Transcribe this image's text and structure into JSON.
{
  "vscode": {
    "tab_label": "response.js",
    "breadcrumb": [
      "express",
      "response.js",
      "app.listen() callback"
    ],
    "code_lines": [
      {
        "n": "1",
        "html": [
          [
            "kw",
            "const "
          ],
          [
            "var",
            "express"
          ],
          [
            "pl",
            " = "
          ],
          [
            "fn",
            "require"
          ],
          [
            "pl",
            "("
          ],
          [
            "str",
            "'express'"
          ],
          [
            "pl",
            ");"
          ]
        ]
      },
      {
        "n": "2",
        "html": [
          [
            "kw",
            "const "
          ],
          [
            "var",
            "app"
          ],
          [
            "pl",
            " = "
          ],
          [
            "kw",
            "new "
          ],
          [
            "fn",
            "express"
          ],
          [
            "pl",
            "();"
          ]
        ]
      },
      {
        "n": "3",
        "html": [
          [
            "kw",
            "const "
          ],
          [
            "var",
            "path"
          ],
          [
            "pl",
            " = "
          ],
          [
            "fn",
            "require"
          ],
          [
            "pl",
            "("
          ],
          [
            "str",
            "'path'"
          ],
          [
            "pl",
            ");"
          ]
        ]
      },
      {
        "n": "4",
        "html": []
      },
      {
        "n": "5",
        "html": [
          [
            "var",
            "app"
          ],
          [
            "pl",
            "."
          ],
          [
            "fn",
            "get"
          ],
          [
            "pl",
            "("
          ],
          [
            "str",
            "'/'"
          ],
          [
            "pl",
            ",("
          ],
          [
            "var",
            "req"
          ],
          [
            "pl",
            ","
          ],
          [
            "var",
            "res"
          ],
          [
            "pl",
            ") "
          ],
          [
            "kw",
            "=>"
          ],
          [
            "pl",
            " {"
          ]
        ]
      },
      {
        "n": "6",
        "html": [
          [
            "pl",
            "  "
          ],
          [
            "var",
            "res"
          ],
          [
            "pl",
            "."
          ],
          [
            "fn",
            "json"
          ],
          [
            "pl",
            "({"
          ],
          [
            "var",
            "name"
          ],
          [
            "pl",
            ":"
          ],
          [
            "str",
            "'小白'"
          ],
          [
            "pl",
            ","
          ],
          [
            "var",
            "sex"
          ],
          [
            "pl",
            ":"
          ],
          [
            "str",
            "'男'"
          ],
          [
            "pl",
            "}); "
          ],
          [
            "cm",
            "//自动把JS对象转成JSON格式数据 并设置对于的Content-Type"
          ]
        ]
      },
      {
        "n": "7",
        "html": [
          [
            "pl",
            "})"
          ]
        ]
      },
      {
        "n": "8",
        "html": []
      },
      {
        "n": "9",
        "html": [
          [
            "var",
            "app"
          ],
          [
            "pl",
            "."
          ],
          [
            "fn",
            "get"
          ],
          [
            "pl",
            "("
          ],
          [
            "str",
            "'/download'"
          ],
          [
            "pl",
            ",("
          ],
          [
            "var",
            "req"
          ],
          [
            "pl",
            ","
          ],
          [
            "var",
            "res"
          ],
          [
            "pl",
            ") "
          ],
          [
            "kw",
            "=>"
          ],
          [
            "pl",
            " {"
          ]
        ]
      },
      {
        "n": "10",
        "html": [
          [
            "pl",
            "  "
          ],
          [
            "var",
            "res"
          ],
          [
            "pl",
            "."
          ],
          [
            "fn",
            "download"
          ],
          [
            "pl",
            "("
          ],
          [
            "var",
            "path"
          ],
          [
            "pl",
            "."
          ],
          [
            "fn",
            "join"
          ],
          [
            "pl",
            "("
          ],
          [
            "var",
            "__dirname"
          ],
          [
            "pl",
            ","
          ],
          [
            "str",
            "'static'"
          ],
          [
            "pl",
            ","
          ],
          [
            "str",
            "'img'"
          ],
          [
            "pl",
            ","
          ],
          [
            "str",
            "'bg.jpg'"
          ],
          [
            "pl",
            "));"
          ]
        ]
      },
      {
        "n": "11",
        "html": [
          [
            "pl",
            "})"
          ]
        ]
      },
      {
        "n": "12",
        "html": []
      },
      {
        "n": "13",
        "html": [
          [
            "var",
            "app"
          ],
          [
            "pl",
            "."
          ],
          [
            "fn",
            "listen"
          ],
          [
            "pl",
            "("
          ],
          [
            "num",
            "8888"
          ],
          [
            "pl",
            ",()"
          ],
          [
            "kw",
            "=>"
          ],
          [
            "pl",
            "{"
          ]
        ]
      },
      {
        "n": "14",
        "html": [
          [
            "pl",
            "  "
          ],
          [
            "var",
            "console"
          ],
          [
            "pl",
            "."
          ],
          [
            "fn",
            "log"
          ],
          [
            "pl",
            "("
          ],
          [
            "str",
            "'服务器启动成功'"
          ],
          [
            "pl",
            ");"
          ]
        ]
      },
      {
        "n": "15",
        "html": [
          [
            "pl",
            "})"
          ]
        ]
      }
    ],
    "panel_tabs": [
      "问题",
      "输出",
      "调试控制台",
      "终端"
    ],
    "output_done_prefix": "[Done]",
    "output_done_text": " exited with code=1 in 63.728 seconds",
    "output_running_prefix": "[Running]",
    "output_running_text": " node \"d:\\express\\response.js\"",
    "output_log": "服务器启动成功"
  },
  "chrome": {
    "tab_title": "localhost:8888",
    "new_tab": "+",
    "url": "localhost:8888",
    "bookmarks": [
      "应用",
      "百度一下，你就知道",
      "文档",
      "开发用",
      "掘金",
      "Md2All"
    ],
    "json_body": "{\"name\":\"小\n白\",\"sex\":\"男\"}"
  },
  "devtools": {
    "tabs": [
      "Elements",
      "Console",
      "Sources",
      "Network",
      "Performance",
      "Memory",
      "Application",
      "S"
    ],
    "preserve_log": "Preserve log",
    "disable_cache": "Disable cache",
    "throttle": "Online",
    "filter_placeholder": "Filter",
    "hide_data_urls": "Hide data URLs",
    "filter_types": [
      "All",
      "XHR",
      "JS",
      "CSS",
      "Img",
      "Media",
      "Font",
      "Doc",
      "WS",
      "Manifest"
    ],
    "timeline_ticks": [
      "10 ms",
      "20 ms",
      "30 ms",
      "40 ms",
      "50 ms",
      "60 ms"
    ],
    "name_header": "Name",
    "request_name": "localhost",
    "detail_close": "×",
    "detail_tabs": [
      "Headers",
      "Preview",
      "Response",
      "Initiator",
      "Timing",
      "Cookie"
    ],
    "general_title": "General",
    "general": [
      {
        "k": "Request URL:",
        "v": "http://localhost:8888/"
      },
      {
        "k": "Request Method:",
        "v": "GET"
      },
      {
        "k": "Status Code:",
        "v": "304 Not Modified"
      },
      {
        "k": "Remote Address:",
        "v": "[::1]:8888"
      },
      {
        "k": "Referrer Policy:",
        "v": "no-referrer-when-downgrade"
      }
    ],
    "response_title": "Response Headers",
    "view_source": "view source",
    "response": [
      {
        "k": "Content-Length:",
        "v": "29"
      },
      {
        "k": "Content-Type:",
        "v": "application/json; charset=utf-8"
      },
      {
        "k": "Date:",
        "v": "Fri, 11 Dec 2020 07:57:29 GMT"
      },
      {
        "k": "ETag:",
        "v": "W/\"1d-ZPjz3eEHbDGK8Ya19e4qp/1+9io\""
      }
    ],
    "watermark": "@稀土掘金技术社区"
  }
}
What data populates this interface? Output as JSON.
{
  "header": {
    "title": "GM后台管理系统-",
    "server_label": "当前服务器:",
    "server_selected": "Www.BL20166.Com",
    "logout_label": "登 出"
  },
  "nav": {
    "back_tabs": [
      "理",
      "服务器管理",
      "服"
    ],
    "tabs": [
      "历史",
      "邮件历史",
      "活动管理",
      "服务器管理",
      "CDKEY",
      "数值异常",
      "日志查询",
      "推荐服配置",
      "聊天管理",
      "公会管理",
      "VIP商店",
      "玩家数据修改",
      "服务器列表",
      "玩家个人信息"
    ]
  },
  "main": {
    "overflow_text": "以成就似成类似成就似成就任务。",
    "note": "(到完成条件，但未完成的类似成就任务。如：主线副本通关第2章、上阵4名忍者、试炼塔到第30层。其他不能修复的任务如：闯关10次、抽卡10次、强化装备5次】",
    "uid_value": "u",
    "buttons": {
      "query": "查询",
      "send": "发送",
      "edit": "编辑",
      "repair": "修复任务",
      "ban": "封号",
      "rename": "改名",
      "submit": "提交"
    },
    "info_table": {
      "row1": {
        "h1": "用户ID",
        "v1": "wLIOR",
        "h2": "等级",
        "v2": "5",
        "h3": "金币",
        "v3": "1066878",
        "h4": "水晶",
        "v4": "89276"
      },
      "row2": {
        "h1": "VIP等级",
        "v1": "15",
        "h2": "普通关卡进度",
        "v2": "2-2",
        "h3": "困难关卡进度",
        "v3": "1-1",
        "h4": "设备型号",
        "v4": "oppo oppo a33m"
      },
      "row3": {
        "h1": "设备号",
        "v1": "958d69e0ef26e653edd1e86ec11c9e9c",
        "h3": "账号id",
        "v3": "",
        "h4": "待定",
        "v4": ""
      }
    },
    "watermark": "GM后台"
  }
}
_ _ _ _ _ _ _
Give again, word for word, every line from the one holding "What data populates" to the end of the data.

◆ Result of this task:
What data populates this interface? Output as JSON.
{
  "header": {
    "title": "GM后台管理系统-",
    "server_label": "当前服务器:",
    "server_selected": "Www.BL20166.Com",
    "logout_label": "登 出"
  },
  "nav": {
    "back_tabs": [
      "理",
      "服务器管理",
      "服"
    ],
    "tabs": [
      "历史",
      "邮件历史",
      "活动管理",
      "服务器管理",
      "CDKEY",
      "数值异常",
      "日志查询",
      "推荐服配置",
      "聊天管理",
      "公会管理",
      "VIP商店",
      "玩家数据修改",
      "服务器列表",
      "玩家个人信息"
    ]
  },
  "main": {
    "overflow_text": "以成就似成类似成就似成就任务。",
    "note": "(到完成条件，但未完成的类似成就任务。如：主线副本通关第2章、上阵4名忍者、试炼塔到第30层。其他不能修复的任务如：闯关10次、抽卡10次、强化装备5次】",
    "uid_value": "u",
    "buttons": {
      "query": "查询",
      "send": "发送",
      "edit": "编辑",
      "repair": "修复任务",
      "ban": "封号",
      "rename": "改名",
      "submit": "提交"
    },
    "info_table": {
      "row1": {
        "h1": "用户ID",
        "v1": "wLIOR",
        "h2": "等级",
        "v2": "5",
        "h3": "金币",
        "v3": "1066878",
        "h4": "水晶",
        "v4": "89276"
      },
      "row2": {
        "h1": "VIP等级",
        "v1": "15",
        "h2": "普通关卡进度",
        "v2": "2-2",
        "h3": "困难关卡进度",
        "v3": "1-1",
        "h4": "设备型号",
        "v4": "oppo oppo a33m"
      },
      "row3": {
        "h1": "设备号",
        "v1": "958d69e0ef26e653edd1e86ec11c9e9c",
        "h3": "账号id",
        "v3": "",
        "h4": "待定",
        "v4": ""
      }
    },
    "watermark": "GM后台"
  }
}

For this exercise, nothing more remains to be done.